● **JOB**
Return all of the entries exactly, with nothing added or left out.

— BEGIN RECORD EXTRACTS —

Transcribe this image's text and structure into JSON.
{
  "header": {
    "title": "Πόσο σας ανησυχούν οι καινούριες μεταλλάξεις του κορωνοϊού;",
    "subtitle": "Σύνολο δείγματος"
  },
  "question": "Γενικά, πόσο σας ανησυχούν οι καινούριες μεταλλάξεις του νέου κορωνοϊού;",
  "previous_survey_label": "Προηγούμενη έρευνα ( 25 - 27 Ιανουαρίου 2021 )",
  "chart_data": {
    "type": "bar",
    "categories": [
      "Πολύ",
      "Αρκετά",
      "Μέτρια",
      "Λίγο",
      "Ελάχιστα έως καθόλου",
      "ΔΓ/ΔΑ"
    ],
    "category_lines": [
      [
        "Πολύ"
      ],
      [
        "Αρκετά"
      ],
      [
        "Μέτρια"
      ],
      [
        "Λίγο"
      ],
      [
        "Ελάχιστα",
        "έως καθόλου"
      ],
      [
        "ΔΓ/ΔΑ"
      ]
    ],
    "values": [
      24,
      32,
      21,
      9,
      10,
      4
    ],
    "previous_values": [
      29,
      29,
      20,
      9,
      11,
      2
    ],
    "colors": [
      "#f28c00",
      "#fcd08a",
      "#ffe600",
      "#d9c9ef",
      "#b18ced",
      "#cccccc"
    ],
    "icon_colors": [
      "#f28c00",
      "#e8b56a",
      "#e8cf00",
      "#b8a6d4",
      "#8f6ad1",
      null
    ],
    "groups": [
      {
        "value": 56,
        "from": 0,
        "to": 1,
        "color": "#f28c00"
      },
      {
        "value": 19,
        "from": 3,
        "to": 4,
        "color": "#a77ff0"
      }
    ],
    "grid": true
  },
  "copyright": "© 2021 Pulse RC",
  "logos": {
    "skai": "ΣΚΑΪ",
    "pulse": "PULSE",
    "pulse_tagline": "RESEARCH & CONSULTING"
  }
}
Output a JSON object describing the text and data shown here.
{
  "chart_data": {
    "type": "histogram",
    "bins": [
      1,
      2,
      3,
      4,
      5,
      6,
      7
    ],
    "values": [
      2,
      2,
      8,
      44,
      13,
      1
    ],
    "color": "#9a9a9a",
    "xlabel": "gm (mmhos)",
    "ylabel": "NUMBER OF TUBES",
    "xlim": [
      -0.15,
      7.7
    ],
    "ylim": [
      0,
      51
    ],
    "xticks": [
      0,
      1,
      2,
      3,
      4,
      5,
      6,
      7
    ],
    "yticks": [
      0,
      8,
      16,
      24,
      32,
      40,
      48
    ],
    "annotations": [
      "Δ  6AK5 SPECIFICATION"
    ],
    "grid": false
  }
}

— END RECORD EXTRACTS —

● **IN RESPONSE**
Transcribe this image's text and structure into JSON.
{
  "header": {
    "title": "Πόσο σας ανησυχούν οι καινούριες μεταλλάξεις του κορωνοϊού;",
    "subtitle": "Σύνολο δείγματος"
  },
  "question": "Γενικά, πόσο σας ανησυχούν οι καινούριες μεταλλάξεις του νέου κορωνοϊού;",
  "previous_survey_label": "Προηγούμενη έρευνα ( 25 - 27 Ιανουαρίου 2021 )",
  "chart_data": {
    "type": "bar",
    "categories": [
      "Πολύ",
      "Αρκετά",
      "Μέτρια",
      "Λίγο",
      "Ελάχιστα έως καθόλου",
      "ΔΓ/ΔΑ"
    ],
    "category_lines": [
      [
        "Πολύ"
      ],
      [
        "Αρκετά"
      ],
      [
        "Μέτρια"
      ],
      [
        "Λίγο"
      ],
      [
        "Ελάχιστα",
        "έως καθόλου"
      ],
      [
        "ΔΓ/ΔΑ"
      ]
    ],
    "values": [
      24,
      32,
      21,
      9,
      10,
      4
    ],
    "previous_values": [
      29,
      29,
      20,
      9,
      11,
      2
    ],
    "colors": [
      "#f28c00",
      "#fcd08a",
      "#ffe600",
      "#d9c9ef",
      "#b18ced",
      "#cccccc"
    ],
    "icon_colors": [
      "#f28c00",
      "#e8b56a",
      "#e8cf00",
      "#b8a6d4",
      "#8f6ad1",
      null
    ],
    "groups": [
      {
        "value": 56,
        "from": 0,
        "to": 1,
        "color": "#f28c00"
      },
      {
        "value": 19,
        "from": 3,
        "to": 4,
        "color": "#a77ff0"
      }
    ],
    "grid": true
  },
  "copyright": "© 2021 Pulse RC",
  "logos": {
    "skai": "ΣΚΑΪ",
    "pulse": "PULSE",
    "pulse_tagline": "RESEARCH & CONSULTING"
  }
}
Output a JSON object describing the text and data shown here.
{
  "chart_data": {
    "type": "histogram",
    "bins": [
      1,
      2,
      3,
      4,
      5,
      6,
      7
    ],
    "values": [
      2,
      2,
      8,
      44,
      13,
      1
    ],
    "color": "#9a9a9a",
    "xlabel": "gm (mmhos)",
    "ylabel": "NUMBER OF TUBES",
    "xlim": [
      -0.15,
      7.7
    ],
    "ylim": [
      0,
      51
    ],
    "xticks": [
      0,
      1,
      2,
      3,
      4,
      5,
      6,
      7
    ],
    "yticks": [
      0,
      8,
      16,
      24,
      32,
      40,
      48
    ],
    "annotations": [
      "Δ  6AK5 SPECIFICATION"
    ],
    "grid": false
  }
}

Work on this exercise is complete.